[Dataset entries on figures]
────────

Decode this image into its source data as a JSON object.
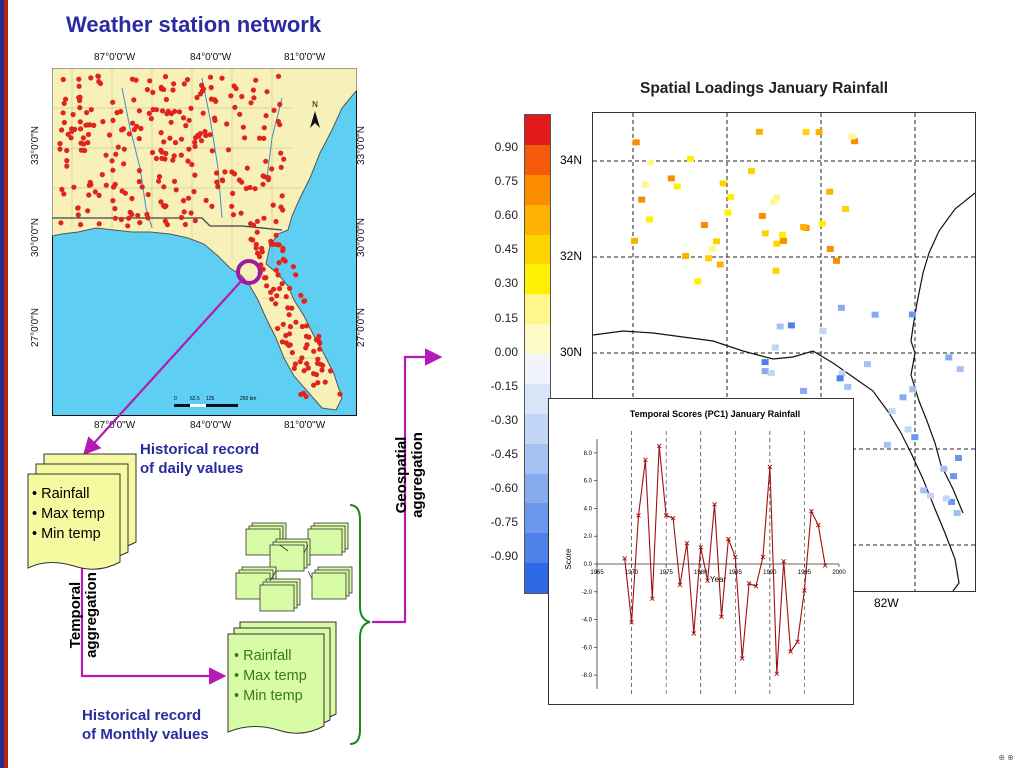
{
  "slide": {
    "title": "Weather station network",
    "page_number": "⊕ ⊕"
  },
  "map": {
    "top_lon_labels": [
      "87°0'0\"W",
      "84°0'0\"W",
      "81°0'0\"W"
    ],
    "bottom_lon_labels": [
      "87°0'0\"W",
      "84°0'0\"W",
      "81°0'0\"W"
    ],
    "lat_labels": [
      "33°0'0\"N",
      "30°0'0\"N",
      "27°0'0\"N"
    ],
    "north_label": "N",
    "scale_labels": [
      "0",
      "62.5",
      "125",
      "250 km"
    ],
    "colors": {
      "water": "#5ecff3",
      "land": "#f7f0b8",
      "station": "#e0241c",
      "highlight": "#a01aa0"
    }
  },
  "flow": {
    "daily_caption": [
      "Historical record",
      "of daily values"
    ],
    "daily_items": [
      "• Rainfall",
      "• Max temp",
      "• Min temp"
    ],
    "temporal_label": [
      "Temporal",
      "aggregation"
    ],
    "monthly_items": [
      "• Rainfall",
      "• Max temp",
      "• Min temp"
    ],
    "monthly_caption": [
      "Historical record",
      "of Monthly values"
    ],
    "geospatial_label": [
      "Geospatial",
      "aggregation"
    ],
    "doc_fill": "#f5f9a0",
    "monthly_fill": "#d8fba6",
    "arrow_color": "#b41ab4",
    "brace_color": "#1a8a1a"
  },
  "spatial": {
    "title": "Spatial Loadings January Rainfall",
    "colorbar_ticks": [
      "0.90",
      "0.75",
      "0.60",
      "0.45",
      "0.30",
      "0.15",
      "0.00",
      "-0.15",
      "-0.30",
      "-0.45",
      "-0.60",
      "-0.75",
      "-0.90"
    ],
    "colorbar_colors": [
      "#e31a1c",
      "#f45a0a",
      "#fb8c00",
      "#fdb100",
      "#fed400",
      "#fef000",
      "#fff78a",
      "#fefbc9",
      "#f2f4fb",
      "#dbe5f8",
      "#c3d5f6",
      "#a5c1f2",
      "#86abee",
      "#6b97ec",
      "#4f80e8",
      "#2d68e5"
    ],
    "lat_labels": [
      "34N",
      "32N",
      "30N"
    ],
    "lon_label": "82W"
  },
  "chart_data": {
    "type": "line",
    "title": "Temporal Scores (PC1) January Rainfall",
    "xlabel": "Year",
    "ylabel": "Score",
    "xlim": [
      1965,
      2000
    ],
    "ylim": [
      -9,
      9
    ],
    "xticks": [
      "1965",
      "1970",
      "1975",
      "1980",
      "1985",
      "1990",
      "1995",
      "2000"
    ],
    "yticks": [
      "8.0",
      "6.0",
      "4.0",
      "2.0",
      "0.0",
      "-2.0",
      "-4.0",
      "-6.0",
      "-8.0"
    ],
    "series": [
      {
        "x": [
          1969,
          1970,
          1971,
          1972,
          1973,
          1974,
          1975,
          1976,
          1977,
          1978,
          1979,
          1980,
          1981,
          1982,
          1983,
          1984,
          1985,
          1986,
          1987,
          1988,
          1989,
          1990,
          1991,
          1992,
          1993,
          1994,
          1995,
          1996,
          1997,
          1998
        ],
        "values": [
          0.4,
          -4.2,
          3.5,
          7.5,
          -2.5,
          8.5,
          3.5,
          3.3,
          -1.5,
          1.5,
          -5.0,
          1.2,
          -1.2,
          4.3,
          -3.8,
          1.8,
          0.5,
          -6.8,
          -1.4,
          -1.6,
          0.5,
          7.0,
          -7.9,
          0.2,
          -6.3,
          -5.6,
          -1.9,
          3.8,
          2.8,
          -0.1
        ],
        "color": "#a01010"
      }
    ],
    "grid_x": [
      1970,
      1980,
      1990
    ],
    "grid": "dashed vertical"
  }
}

────────

Set problem: Using the records above, select and copy every line that has the word "station".

The reply:
    "title": "Weather station network",
      "station": "#e0241c",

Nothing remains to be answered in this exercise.